» AIM
Return all lines that include the string "School".

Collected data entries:
________________________

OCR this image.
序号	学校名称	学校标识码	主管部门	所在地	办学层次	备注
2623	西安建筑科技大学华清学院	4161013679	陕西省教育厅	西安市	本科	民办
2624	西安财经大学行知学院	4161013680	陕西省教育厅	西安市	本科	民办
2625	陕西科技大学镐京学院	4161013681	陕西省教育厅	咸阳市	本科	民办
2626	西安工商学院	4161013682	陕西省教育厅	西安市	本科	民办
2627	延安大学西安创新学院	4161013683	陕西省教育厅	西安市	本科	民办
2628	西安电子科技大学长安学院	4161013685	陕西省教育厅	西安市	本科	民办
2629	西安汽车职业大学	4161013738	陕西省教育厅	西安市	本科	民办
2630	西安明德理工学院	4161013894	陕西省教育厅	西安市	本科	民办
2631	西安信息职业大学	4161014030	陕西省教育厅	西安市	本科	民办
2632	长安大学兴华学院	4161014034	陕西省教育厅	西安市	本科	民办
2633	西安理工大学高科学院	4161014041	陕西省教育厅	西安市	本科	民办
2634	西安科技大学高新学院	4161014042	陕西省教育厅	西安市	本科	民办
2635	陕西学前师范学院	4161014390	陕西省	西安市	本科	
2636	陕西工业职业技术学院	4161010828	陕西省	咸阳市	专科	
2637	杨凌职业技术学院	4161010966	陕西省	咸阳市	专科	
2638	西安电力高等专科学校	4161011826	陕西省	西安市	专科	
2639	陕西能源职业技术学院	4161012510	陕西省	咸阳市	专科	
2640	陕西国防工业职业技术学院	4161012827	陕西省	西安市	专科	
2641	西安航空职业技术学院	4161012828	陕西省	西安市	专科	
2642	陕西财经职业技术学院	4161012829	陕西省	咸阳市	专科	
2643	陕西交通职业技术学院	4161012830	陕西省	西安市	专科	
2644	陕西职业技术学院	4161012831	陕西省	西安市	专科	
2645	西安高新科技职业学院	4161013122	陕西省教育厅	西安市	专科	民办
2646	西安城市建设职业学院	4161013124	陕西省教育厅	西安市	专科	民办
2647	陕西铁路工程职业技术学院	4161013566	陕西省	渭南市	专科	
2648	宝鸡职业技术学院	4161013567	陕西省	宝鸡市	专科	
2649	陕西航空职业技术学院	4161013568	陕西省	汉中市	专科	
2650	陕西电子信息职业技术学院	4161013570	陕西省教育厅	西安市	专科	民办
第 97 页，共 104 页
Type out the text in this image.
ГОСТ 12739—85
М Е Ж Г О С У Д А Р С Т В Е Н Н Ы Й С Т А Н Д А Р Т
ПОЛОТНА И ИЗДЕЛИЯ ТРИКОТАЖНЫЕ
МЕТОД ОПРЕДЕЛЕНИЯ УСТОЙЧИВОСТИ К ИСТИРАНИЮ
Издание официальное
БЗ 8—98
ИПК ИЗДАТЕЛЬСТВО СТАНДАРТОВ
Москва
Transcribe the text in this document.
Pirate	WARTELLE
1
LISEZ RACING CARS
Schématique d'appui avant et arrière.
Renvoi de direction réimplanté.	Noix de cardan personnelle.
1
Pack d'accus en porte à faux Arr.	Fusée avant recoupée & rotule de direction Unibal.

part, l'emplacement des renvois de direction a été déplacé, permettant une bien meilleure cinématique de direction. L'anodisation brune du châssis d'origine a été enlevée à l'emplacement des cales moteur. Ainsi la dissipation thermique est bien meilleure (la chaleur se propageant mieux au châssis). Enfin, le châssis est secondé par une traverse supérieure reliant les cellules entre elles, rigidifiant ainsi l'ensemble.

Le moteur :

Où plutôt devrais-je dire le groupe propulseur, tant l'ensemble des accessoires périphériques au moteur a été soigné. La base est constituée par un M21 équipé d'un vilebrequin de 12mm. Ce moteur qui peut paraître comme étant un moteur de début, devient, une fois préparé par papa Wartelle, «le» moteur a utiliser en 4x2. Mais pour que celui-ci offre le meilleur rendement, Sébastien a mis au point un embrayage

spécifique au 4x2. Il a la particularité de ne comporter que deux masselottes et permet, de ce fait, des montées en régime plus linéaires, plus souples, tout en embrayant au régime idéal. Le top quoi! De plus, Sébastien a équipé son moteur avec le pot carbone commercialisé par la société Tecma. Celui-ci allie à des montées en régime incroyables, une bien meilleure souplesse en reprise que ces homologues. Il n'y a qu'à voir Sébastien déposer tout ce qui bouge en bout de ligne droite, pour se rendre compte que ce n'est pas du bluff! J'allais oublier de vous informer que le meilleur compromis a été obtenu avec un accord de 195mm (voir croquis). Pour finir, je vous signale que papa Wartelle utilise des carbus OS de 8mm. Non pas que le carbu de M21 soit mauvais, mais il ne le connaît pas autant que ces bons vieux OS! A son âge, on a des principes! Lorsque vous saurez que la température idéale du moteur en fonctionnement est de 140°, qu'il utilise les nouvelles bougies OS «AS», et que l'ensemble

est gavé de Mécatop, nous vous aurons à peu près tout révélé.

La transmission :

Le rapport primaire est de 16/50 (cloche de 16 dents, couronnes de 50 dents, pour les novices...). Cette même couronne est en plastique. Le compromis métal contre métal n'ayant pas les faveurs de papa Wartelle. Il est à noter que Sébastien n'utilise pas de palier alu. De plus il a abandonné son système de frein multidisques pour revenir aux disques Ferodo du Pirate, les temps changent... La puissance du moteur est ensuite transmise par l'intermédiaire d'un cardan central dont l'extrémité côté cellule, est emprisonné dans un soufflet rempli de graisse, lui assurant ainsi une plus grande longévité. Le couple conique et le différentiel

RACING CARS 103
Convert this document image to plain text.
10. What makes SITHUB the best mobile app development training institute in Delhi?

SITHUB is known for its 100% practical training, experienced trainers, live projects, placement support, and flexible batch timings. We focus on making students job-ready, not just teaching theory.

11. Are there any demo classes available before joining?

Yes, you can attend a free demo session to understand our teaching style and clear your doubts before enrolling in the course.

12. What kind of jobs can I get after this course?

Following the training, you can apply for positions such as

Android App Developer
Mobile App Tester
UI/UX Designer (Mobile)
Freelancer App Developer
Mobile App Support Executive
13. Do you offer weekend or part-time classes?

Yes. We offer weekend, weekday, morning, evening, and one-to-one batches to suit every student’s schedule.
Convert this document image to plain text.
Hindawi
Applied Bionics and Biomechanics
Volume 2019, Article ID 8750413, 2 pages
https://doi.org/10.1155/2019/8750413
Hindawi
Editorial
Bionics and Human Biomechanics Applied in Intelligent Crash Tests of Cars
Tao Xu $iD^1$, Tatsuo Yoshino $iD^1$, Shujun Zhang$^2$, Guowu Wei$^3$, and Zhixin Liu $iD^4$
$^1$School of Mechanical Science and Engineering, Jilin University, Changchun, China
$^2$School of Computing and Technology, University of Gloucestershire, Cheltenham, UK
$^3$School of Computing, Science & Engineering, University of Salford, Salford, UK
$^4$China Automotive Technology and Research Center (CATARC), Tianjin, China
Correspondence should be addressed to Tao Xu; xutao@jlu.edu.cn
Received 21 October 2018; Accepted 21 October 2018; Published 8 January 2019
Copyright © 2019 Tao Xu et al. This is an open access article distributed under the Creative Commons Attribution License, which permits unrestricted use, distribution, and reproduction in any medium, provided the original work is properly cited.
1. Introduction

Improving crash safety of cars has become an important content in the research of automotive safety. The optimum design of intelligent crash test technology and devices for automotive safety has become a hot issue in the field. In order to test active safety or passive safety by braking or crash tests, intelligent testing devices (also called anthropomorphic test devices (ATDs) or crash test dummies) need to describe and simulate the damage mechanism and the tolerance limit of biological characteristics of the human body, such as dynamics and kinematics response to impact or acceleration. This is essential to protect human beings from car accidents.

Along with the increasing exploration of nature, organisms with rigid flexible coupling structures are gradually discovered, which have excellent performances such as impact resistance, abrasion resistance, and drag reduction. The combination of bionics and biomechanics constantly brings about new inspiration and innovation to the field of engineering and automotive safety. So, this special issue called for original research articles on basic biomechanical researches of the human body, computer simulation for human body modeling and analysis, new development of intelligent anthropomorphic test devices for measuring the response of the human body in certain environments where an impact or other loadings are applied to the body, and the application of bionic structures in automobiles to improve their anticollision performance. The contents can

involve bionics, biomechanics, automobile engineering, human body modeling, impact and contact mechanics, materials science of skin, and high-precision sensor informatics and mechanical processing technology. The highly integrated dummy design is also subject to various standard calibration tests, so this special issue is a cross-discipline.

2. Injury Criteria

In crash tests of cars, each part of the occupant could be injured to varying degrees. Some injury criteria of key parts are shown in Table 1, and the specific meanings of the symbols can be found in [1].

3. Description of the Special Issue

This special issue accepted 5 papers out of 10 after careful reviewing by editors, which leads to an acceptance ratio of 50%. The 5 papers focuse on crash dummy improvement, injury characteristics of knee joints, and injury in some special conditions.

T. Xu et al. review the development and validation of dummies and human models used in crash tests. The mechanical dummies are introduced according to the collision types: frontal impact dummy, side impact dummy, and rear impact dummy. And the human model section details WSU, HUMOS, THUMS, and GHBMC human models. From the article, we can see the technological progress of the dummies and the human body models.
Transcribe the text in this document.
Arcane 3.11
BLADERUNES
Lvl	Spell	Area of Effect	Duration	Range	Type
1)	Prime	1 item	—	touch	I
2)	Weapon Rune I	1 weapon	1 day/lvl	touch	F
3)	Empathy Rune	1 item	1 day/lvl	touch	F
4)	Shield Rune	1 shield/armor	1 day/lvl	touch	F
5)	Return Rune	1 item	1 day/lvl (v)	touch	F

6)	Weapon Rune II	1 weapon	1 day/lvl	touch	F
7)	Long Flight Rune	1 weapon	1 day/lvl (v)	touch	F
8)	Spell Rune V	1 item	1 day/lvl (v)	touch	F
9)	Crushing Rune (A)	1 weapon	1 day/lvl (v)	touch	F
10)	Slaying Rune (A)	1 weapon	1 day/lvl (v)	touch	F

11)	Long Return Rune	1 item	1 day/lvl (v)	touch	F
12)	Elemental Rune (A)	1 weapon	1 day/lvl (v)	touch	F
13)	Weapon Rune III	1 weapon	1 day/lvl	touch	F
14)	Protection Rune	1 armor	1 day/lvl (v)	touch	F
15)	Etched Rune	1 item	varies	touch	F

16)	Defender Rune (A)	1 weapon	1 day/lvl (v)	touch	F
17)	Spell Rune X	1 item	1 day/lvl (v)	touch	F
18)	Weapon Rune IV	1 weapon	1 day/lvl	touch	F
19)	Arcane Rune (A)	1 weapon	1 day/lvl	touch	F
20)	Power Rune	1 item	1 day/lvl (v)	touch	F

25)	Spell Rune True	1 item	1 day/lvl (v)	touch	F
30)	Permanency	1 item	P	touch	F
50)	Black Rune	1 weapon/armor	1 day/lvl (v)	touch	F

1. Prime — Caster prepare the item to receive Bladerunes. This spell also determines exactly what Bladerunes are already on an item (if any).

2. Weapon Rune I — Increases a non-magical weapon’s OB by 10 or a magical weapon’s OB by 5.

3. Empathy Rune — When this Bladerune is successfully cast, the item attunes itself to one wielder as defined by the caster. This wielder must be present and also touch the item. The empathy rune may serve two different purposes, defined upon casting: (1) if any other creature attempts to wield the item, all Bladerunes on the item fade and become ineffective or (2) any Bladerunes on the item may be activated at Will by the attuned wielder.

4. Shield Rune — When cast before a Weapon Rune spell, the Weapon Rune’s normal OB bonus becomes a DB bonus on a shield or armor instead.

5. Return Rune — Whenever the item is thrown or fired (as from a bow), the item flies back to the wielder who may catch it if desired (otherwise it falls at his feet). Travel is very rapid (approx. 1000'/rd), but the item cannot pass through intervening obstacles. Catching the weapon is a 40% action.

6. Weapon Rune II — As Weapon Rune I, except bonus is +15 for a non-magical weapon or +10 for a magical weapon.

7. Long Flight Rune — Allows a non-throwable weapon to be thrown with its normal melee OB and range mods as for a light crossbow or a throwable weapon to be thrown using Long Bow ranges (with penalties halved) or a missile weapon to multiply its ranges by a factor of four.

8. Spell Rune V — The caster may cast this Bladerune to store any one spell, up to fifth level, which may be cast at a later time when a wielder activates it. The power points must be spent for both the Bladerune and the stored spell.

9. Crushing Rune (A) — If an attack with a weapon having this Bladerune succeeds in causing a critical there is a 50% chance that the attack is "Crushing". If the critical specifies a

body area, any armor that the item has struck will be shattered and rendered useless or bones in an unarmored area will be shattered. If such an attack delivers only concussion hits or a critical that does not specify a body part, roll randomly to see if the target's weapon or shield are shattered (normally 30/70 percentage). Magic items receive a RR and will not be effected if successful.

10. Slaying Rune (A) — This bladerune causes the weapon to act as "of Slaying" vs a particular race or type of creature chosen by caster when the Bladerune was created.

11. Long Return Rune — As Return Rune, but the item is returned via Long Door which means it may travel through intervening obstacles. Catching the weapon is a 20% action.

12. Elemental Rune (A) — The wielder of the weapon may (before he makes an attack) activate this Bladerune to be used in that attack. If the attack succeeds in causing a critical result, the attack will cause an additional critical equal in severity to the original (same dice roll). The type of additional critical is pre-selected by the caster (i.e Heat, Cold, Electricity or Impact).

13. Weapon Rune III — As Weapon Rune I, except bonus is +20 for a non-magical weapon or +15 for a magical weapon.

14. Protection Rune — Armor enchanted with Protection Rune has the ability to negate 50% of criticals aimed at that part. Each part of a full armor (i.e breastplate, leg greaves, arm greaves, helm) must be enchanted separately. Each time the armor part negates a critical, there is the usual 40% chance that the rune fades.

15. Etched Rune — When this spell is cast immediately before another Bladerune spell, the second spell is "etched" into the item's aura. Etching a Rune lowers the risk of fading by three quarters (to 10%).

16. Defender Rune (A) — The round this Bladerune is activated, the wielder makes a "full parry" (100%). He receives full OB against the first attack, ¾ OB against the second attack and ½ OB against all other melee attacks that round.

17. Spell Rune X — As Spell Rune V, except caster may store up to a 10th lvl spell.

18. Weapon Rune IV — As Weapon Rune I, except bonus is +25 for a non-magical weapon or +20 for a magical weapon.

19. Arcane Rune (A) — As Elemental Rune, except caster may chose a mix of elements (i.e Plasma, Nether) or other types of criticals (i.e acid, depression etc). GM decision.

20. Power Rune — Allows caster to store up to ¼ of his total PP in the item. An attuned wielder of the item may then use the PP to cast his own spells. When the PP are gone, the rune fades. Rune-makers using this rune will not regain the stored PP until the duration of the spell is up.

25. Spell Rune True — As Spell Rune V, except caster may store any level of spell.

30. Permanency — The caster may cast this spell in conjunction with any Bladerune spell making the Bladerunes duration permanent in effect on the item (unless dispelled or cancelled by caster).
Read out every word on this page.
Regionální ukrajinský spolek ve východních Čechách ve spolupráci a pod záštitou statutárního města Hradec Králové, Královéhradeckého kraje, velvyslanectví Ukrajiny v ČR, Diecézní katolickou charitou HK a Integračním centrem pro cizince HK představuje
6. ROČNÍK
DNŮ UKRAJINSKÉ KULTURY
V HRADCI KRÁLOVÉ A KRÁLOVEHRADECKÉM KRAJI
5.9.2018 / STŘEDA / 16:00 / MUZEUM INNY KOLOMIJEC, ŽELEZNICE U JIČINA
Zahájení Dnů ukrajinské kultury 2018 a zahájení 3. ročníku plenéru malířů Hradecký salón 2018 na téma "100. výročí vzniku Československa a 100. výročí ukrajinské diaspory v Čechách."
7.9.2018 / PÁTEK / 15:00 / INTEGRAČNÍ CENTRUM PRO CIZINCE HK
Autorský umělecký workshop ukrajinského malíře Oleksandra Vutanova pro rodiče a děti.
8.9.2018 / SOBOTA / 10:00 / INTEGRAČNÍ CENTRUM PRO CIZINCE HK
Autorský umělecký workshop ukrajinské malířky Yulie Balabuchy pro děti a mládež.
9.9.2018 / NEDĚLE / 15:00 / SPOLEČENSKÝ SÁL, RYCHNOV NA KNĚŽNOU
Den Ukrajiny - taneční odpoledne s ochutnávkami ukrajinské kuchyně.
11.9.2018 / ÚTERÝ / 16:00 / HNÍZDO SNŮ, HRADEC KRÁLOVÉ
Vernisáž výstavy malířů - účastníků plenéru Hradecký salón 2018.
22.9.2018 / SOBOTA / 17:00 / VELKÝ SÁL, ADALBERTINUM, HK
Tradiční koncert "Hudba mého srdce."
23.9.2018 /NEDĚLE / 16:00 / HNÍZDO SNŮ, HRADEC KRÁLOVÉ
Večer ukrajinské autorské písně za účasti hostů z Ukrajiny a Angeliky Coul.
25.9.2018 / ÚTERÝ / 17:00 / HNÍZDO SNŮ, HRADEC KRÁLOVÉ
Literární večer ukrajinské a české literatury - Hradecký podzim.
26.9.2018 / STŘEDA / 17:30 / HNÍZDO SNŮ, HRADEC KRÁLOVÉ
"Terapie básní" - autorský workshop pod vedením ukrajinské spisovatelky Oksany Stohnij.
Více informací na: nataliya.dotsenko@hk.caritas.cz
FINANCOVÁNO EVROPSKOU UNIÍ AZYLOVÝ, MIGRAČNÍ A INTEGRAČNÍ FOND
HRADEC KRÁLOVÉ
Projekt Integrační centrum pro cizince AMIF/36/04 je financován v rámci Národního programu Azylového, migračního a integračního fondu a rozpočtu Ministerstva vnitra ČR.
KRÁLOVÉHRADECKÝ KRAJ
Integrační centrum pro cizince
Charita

________________________

» REPLY
$^1$School of Mechanical Science and Engineering, Jilin University, Changchun, China
$^2$School of Computing and Technology, University of Gloucestershire, Cheltenham, UK
$^3$School of Computing, Science & Engineering, University of Salford, Salford, UK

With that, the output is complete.